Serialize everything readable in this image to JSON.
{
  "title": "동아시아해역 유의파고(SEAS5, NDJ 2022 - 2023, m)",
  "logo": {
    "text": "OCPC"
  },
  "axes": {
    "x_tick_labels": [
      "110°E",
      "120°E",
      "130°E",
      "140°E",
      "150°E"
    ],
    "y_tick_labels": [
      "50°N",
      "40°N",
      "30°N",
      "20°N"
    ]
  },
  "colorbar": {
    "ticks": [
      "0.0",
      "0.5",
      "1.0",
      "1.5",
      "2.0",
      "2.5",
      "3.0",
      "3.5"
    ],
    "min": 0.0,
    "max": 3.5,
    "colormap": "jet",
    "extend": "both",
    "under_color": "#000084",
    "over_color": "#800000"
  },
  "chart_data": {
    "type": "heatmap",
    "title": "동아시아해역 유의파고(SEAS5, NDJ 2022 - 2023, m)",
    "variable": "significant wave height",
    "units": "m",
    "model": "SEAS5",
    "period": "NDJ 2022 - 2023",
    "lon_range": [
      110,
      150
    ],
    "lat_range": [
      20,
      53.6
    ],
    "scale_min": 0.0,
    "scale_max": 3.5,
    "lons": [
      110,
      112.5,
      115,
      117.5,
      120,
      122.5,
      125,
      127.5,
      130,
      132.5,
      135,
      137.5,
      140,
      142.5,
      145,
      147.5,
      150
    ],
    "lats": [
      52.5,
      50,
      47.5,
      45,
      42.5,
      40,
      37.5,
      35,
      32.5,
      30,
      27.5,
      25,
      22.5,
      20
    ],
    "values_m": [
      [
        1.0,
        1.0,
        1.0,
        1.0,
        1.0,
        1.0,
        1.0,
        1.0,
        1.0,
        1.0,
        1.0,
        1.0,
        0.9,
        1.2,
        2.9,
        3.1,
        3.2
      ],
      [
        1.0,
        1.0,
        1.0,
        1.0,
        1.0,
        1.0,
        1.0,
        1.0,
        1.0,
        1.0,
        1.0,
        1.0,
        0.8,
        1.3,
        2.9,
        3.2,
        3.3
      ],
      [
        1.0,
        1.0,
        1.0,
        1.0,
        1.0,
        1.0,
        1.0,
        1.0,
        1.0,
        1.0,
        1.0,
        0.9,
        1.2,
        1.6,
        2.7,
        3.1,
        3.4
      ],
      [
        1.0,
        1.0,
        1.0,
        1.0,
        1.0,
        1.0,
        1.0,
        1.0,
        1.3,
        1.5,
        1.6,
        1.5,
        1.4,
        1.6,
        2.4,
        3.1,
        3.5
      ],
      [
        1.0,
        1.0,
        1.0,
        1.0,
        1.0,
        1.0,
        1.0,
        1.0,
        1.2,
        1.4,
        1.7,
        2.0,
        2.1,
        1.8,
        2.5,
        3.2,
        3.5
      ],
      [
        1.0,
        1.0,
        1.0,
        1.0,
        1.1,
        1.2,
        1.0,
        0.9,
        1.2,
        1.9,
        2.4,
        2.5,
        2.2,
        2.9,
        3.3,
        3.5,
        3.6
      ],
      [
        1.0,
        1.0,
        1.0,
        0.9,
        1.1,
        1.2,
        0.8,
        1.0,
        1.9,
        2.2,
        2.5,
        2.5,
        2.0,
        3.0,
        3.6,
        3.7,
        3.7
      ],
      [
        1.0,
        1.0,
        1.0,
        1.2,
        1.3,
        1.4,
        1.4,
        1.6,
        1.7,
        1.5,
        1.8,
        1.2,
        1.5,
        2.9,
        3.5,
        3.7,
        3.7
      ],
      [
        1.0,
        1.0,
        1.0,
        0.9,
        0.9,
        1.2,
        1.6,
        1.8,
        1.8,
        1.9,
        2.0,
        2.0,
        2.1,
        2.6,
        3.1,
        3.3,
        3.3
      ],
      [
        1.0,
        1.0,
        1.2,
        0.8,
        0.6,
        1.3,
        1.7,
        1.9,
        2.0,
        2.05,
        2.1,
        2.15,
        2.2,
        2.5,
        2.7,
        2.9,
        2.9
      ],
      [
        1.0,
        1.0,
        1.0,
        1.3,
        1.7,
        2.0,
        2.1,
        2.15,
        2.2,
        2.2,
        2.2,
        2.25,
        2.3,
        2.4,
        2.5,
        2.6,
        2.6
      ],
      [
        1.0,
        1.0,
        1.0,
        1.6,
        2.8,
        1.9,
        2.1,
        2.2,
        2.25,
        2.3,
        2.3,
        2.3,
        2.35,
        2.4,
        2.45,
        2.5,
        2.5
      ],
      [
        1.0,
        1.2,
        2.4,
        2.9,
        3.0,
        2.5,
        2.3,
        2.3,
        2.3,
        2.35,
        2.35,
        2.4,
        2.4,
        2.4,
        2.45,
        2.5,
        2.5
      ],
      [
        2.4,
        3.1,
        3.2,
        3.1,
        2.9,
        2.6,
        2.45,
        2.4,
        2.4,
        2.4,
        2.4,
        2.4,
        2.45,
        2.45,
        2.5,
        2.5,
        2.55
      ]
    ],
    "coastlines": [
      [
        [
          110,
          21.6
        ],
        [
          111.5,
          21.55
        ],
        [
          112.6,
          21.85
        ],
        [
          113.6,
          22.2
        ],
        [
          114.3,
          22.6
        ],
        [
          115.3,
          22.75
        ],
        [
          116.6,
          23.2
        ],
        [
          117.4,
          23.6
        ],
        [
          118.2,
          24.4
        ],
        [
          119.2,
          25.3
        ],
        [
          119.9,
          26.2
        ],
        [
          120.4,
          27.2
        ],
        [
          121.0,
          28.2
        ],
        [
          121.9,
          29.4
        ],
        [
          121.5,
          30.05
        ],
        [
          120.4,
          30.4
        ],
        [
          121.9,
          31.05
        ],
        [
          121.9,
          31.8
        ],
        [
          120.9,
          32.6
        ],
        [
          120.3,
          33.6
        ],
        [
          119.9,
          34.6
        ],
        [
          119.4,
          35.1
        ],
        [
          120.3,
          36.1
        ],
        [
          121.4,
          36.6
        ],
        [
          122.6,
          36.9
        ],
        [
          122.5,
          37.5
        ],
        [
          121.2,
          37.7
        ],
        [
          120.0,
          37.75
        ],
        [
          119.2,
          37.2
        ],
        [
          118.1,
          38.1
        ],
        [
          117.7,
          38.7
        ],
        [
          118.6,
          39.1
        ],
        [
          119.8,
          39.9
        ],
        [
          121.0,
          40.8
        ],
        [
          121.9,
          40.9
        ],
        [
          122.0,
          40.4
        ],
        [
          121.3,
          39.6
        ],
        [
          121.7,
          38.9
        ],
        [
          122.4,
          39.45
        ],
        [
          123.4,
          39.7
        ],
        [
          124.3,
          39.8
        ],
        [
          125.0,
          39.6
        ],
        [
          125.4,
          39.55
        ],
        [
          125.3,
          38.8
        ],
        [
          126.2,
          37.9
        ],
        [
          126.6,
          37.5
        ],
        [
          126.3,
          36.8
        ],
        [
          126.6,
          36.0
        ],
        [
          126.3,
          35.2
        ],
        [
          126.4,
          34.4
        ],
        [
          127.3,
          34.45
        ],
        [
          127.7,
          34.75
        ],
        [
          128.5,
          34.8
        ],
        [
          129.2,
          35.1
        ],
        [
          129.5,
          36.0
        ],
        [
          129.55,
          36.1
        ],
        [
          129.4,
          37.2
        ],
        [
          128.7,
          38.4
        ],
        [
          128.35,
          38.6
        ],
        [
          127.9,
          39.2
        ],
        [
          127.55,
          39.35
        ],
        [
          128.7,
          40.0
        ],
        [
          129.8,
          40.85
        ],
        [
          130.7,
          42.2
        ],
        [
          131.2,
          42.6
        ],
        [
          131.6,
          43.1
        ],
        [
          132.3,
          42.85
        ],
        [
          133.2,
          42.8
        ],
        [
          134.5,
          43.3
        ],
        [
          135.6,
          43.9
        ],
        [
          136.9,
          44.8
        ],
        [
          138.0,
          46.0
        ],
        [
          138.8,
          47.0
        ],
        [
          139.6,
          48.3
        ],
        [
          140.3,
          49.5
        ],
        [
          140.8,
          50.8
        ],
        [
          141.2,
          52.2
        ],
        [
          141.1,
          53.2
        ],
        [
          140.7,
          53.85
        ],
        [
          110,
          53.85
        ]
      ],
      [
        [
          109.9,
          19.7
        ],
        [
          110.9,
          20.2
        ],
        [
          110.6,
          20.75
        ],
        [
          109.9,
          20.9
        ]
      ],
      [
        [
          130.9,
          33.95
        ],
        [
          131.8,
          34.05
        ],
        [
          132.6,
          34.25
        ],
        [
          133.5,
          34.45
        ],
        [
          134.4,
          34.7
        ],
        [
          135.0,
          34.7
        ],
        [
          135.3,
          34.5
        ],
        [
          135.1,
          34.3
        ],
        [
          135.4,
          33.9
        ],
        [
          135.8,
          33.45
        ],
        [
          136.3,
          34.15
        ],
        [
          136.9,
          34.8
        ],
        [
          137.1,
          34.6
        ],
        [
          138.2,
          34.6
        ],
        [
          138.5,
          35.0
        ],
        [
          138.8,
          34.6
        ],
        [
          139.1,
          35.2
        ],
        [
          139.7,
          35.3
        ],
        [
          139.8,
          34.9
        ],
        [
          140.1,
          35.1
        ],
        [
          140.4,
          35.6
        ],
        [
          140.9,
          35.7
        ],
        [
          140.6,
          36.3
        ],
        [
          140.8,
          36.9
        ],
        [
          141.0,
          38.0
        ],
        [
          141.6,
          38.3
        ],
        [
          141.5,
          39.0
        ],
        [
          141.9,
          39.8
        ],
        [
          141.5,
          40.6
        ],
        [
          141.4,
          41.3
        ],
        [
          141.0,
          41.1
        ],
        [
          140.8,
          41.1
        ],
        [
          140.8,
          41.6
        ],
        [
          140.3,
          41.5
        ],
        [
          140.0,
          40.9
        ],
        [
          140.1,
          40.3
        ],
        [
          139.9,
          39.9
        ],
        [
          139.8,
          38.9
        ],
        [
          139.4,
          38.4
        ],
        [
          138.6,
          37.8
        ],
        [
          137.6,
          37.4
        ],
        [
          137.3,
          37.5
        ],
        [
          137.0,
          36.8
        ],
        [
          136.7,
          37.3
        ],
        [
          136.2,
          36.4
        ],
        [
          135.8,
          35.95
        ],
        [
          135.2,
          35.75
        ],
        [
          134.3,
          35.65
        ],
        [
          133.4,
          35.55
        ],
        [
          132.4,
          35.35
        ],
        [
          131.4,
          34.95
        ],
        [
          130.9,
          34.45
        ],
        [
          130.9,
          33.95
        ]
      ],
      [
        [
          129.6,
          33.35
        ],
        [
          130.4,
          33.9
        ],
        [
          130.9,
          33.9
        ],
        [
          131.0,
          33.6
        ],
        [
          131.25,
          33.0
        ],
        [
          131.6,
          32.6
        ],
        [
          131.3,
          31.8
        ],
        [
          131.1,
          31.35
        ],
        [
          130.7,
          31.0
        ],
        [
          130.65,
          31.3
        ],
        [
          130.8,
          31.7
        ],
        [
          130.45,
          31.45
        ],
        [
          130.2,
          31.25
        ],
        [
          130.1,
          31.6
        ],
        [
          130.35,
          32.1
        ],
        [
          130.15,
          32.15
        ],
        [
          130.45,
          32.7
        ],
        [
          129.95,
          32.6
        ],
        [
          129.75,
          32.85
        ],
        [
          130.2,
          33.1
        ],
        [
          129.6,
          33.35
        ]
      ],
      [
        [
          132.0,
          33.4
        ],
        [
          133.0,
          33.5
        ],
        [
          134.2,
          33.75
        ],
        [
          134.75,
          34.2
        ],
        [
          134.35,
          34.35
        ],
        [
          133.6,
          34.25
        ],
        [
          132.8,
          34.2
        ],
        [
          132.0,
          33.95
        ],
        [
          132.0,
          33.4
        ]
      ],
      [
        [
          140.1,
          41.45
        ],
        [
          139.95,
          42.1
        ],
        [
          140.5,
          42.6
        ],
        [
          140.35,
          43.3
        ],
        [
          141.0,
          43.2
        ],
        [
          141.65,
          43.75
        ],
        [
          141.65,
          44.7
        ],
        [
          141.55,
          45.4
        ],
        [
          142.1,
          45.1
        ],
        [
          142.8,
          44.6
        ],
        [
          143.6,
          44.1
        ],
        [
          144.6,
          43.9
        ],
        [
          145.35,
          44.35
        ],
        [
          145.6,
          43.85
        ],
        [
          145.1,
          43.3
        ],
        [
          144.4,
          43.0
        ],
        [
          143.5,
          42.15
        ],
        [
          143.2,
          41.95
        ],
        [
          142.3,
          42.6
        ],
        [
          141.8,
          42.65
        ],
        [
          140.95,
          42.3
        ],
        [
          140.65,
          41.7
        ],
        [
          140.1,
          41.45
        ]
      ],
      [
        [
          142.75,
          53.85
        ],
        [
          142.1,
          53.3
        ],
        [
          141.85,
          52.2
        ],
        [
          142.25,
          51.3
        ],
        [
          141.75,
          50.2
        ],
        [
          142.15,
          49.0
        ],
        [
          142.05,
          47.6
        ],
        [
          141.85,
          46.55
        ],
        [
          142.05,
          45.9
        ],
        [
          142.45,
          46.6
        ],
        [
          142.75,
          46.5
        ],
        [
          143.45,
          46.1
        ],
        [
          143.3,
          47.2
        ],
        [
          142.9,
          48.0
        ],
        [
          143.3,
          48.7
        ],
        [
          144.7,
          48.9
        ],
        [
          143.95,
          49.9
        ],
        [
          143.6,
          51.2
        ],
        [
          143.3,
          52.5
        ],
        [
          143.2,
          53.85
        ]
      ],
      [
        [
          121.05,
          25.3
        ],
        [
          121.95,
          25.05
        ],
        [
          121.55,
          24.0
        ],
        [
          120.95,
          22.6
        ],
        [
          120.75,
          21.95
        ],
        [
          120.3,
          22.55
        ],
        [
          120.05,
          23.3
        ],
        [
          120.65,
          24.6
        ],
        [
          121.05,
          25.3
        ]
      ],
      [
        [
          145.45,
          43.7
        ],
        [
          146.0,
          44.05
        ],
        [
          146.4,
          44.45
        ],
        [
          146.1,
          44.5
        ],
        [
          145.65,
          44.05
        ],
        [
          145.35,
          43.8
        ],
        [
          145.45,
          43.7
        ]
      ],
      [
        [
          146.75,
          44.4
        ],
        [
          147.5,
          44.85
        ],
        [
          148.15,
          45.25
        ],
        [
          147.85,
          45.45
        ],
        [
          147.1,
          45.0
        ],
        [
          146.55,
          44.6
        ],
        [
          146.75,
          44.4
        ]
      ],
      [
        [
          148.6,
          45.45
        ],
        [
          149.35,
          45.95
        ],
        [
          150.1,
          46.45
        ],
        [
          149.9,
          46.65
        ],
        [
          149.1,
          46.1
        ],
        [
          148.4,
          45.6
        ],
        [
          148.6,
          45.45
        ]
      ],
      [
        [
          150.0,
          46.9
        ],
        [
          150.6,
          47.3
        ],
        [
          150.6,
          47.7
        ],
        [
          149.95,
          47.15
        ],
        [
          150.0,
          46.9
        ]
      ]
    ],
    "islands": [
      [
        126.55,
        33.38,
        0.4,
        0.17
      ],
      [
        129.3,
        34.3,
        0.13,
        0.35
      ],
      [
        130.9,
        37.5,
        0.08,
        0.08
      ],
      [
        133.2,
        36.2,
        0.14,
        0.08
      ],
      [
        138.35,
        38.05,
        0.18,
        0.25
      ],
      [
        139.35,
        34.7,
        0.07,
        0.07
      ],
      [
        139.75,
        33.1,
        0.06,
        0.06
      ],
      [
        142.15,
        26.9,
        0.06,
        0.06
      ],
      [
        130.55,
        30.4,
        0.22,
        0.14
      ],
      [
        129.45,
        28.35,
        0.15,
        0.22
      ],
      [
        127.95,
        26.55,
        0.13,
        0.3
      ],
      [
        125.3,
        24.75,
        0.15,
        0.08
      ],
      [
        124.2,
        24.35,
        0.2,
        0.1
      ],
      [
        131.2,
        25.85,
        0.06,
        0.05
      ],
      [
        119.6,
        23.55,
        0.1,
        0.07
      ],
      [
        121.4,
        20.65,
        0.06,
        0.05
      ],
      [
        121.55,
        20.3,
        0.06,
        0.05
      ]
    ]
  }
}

[Exercise aim]
Copy all lines of the listing above that contain the string "title".

[Reply to the task]
  "title": "동아시아해역 유의파고(SEAS5, NDJ 2022 - 2023, m)",
    "title": "동아시아해역 유의파고(SEAS5, NDJ 2022 - 2023, m)",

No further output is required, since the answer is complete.